TASK TO CARRY OUT. Reproduce the records verbatim, everything from the line containing "Give bounding boxes for 11" down to the line containing "38, 46, 56]", with both of those lines included. Leave any pictures out of your reply.

EXERCISE MATERIAL.
■ ■ ■

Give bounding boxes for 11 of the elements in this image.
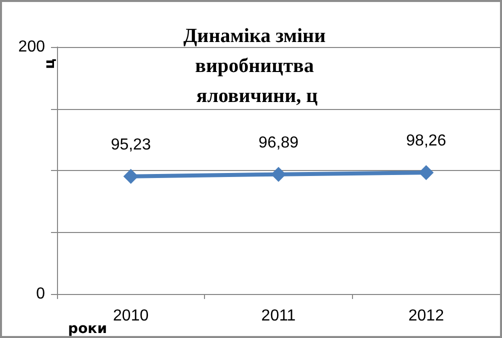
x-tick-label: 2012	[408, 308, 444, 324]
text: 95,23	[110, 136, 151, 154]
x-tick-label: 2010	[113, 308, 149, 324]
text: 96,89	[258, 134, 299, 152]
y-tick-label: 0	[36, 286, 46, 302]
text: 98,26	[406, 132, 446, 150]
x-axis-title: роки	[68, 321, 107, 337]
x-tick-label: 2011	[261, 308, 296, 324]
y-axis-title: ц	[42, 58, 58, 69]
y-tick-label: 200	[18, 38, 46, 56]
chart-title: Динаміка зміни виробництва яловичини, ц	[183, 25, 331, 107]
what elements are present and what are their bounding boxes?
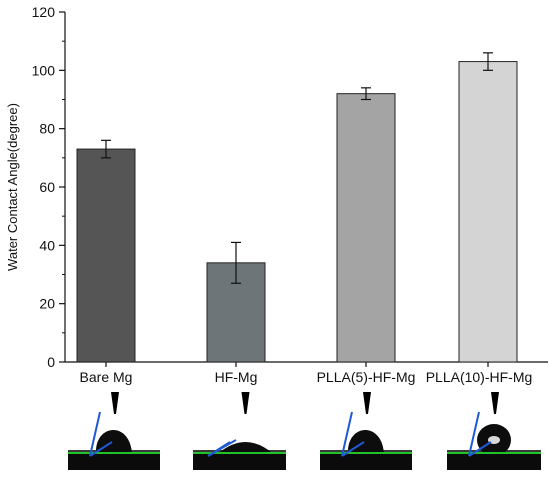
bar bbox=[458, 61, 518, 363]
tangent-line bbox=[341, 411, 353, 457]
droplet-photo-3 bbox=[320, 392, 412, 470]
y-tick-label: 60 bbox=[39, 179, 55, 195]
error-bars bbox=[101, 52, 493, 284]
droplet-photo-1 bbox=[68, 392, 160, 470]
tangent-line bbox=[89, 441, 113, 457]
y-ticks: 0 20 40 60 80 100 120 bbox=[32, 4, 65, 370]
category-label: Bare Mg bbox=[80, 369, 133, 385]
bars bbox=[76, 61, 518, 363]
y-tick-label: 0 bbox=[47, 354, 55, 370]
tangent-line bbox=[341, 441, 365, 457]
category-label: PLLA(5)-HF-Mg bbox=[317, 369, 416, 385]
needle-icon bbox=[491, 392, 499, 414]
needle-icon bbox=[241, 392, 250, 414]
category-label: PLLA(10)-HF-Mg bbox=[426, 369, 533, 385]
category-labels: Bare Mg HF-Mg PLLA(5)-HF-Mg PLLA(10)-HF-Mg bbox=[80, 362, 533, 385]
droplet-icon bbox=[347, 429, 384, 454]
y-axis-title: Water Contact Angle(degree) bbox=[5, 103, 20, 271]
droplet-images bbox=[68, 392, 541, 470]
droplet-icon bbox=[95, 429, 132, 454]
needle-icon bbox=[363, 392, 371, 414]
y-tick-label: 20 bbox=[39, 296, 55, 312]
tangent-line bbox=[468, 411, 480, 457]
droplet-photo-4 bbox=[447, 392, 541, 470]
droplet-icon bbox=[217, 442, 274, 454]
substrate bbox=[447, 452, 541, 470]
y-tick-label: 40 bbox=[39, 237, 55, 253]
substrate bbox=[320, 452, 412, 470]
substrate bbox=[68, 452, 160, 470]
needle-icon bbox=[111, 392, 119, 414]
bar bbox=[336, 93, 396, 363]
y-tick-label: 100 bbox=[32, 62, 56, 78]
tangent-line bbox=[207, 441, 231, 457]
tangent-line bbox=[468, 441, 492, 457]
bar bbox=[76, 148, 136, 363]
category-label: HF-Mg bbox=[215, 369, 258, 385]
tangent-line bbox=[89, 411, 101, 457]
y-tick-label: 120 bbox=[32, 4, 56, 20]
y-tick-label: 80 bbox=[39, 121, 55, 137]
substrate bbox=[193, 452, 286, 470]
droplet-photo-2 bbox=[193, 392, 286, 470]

■ ■ ■

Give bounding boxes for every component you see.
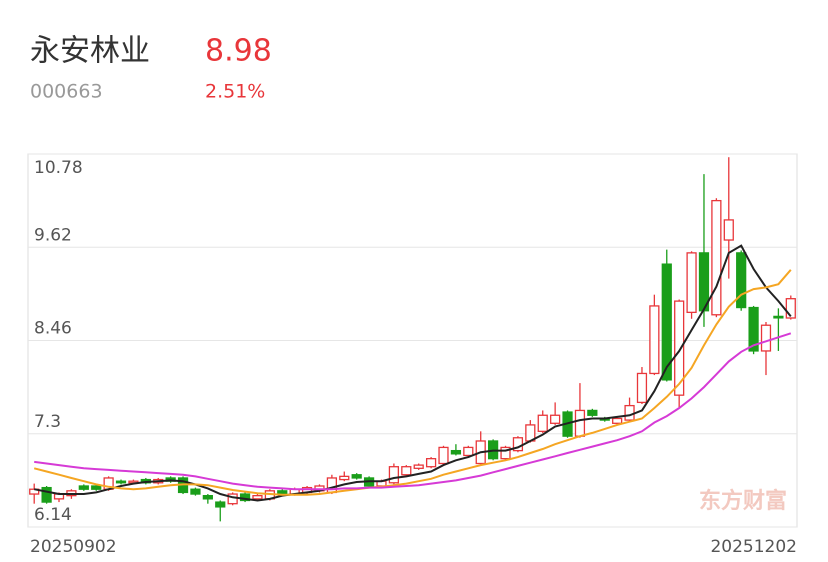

■ ■ ■

ANSWER IN FULL.
Give bounding boxes for 11 of the elements in this image.
x-tick-label: 2012	[408, 308, 444, 324]
text: 95,23	[110, 136, 151, 154]
x-tick-label: 2010	[113, 308, 149, 324]
text: 96,89	[258, 134, 299, 152]
y-tick-label: 0	[36, 286, 46, 302]
text: 98,26	[406, 132, 446, 150]
x-axis-title: роки	[68, 321, 107, 337]
x-tick-label: 2011	[261, 308, 296, 324]
y-axis-title: ц	[42, 58, 58, 69]
y-tick-label: 200	[18, 38, 46, 56]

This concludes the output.